> [Problem to work on]: Gather each line containing the string "following" from these entries.

> [Information shown]:

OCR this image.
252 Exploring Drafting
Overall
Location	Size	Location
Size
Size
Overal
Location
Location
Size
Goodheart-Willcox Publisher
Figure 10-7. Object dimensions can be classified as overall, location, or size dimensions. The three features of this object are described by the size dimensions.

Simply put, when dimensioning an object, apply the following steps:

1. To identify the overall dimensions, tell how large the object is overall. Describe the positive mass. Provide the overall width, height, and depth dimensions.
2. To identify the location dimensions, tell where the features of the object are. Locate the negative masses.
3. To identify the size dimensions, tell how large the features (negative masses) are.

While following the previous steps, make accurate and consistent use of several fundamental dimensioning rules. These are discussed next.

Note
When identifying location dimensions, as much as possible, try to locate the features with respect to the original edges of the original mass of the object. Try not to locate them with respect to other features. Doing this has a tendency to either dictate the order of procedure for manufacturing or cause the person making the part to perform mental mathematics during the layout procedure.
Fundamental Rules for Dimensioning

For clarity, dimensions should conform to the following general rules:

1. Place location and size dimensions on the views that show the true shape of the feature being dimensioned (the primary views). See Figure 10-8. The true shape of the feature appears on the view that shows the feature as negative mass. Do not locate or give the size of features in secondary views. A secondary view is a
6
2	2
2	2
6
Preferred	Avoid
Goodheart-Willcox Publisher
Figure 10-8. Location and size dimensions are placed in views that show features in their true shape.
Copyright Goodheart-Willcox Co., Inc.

> [Exercise answer]:
Simply put, when dimensioning an object, apply the following steps:
While following the previous steps, make accurate and consistent use of several fundamental dimensioning rules. These are discussed next.
For clarity, dimensions should conform to the following general rules:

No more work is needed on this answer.